STATED GOAL: Copy the data exactly as it appears, and do not include any pictures.

DATA FOR THIS TASK:
┄┄┄┄┄┄┄┄┄┄

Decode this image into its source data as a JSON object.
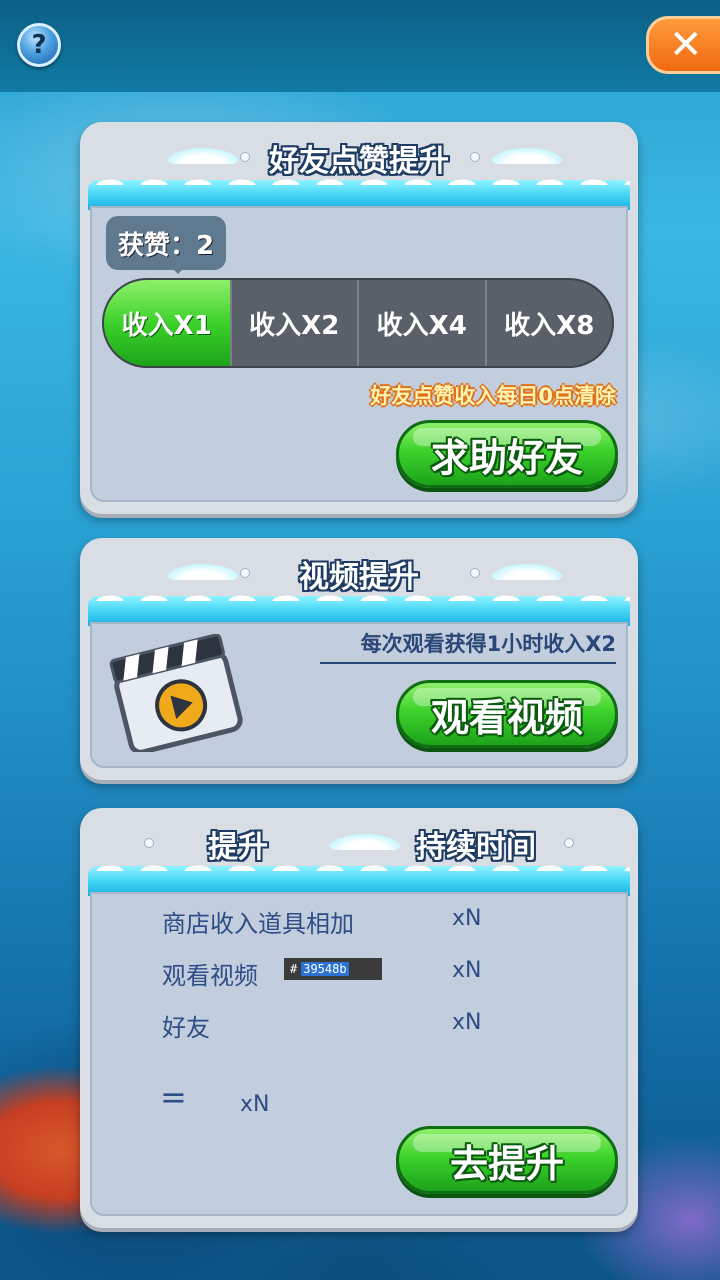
{
  "topbar": {
    "help_label": "?",
    "close_label": "✕"
  },
  "panel_friends": {
    "title": "好友点赞提升",
    "likes_label": "获赞：2",
    "tabs": [
      {
        "label": "收入X1",
        "active": true
      },
      {
        "label": "收入X2",
        "active": false
      },
      {
        "label": "收入X4",
        "active": false
      },
      {
        "label": "收入X8",
        "active": false
      }
    ],
    "note": "好友点赞收入每日0点清除",
    "button_label": "求助好友"
  },
  "panel_video": {
    "title": "视频提升",
    "note": "每次观看获得1小时收入X2",
    "icon": "clapperboard-play-icon",
    "button_label": "观看视频"
  },
  "panel_boost": {
    "title_left": "提升",
    "title_right": "持续时间",
    "rows": [
      {
        "label": "商店收入道具相加",
        "value": "xN"
      },
      {
        "label": "观看视频",
        "value": "xN"
      },
      {
        "label": "好友",
        "value": "xN"
      }
    ],
    "color_chip": {
      "prefix": "#",
      "value": "39548b"
    },
    "total_symbol": "=",
    "total_value": "xN",
    "button_label": "去提升"
  },
  "colors": {
    "accent_green": "#3dd22b",
    "title_outline": "#1e3c63",
    "text_blue": "#2e4d86",
    "close_orange": "#f06a10"
  }
}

┄┄┄┄┄┄┄┄┄┄

SOLUTION BELOW:
Decode this image into its source data as a JSON object.
{
  "topbar": {
    "help_label": "?",
    "close_label": "✕"
  },
  "panel_friends": {
    "title": "好友点赞提升",
    "likes_label": "获赞：2",
    "tabs": [
      {
        "label": "收入X1",
        "active": true
      },
      {
        "label": "收入X2",
        "active": false
      },
      {
        "label": "收入X4",
        "active": false
      },
      {
        "label": "收入X8",
        "active": false
      }
    ],
    "note": "好友点赞收入每日0点清除",
    "button_label": "求助好友"
  },
  "panel_video": {
    "title": "视频提升",
    "note": "每次观看获得1小时收入X2",
    "icon": "clapperboard-play-icon",
    "button_label": "观看视频"
  },
  "panel_boost": {
    "title_left": "提升",
    "title_right": "持续时间",
    "rows": [
      {
        "label": "商店收入道具相加",
        "value": "xN"
      },
      {
        "label": "观看视频",
        "value": "xN"
      },
      {
        "label": "好友",
        "value": "xN"
      }
    ],
    "color_chip": {
      "prefix": "#",
      "value": "39548b"
    },
    "total_symbol": "=",
    "total_value": "xN",
    "button_label": "去提升"
  },
  "colors": {
    "accent_green": "#3dd22b",
    "title_outline": "#1e3c63",
    "text_blue": "#2e4d86",
    "close_orange": "#f06a10"
  }
}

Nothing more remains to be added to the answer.